PAGE:
•••••

Would love to try our hands at creating extra large crochets like these handmade rugs created by Cordoba-based artisan, Laura Carmona. This business major has always enjoyed developing her creativity through handicrafts. Influenced by her grandmother’s crochet blankets the artist decided to acquire the skill. It was the discovery and love of cotton fabric yarn that launched her thriving enterprise.
You can follow the artist on her website, Facebook and Instagram. Some of her items and patterns can be purchased on her Etsy shop, Susi Miu.
Images: Courtesy of Laura Carmona.
Coveting these incredible art brooches created by Japanese artist, Azumi Sakata. She uses the traditional goldwork technique and embellishes her work with pearls, coral, glass beads and leather to produce her awesome unique style. You can follow the artist on her website, Facebook and Instagram. She does have an Etsy shop but currently has no listing posted.

•••••

STORED DATA:
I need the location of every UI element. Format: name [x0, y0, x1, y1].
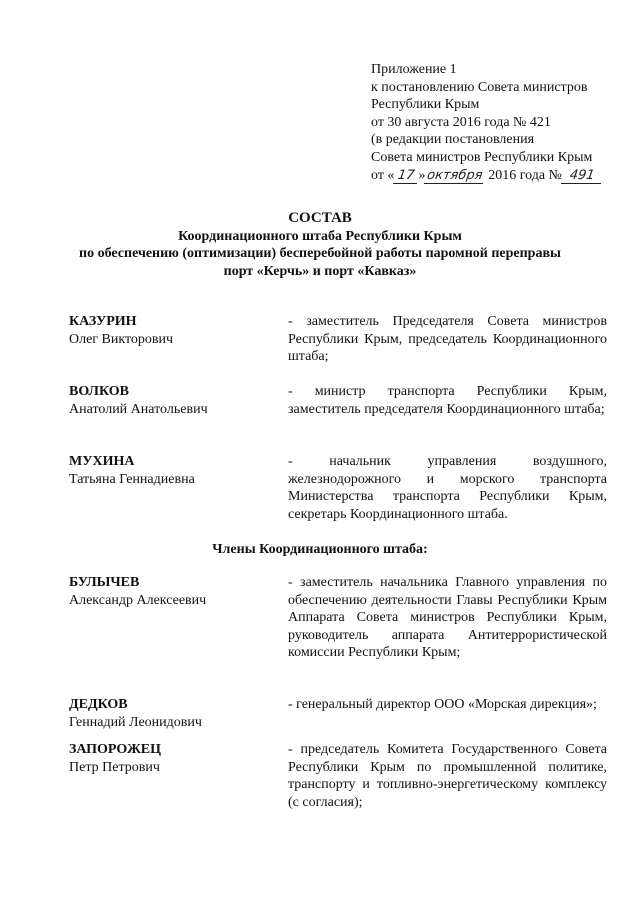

•••••

STATED TASK 1: Copy the crafts text from "Would love to" to "her thriving enterprise.".
STATED TASK 2: Using the crafts text, answer yes or no to each statement and quote the words that decide it. (a) Laura Carmona was a business major. (b) Azumi Sakata's Etsy shop currently has listings posted. (c) Laura Carmona's grandmother made crochet blankets.
The data has no role in this.

FINAL ANSWER 1:
Would love to try our hands at creating extra large crochets like these handmade rugs created by Cordoba-based artisan, Laura Carmona. This business major has always enjoyed developing her creativity through handicrafts. Influenced by her grandmother’s crochet blankets the artist decided to acquire the skill. It was the discovery and love of cotton fabric yarn that launched her thriving enterprise.

FINAL ANSWER 2:
(a) Yes: "This business major has always enjoyed developing her creativity through handicrafts."
(b) No: "She does have an Etsy shop but currently has no listing posted."
(c) Yes: "Influenced by her grandmother’s crochet blankets the artist decided to acquire the skill."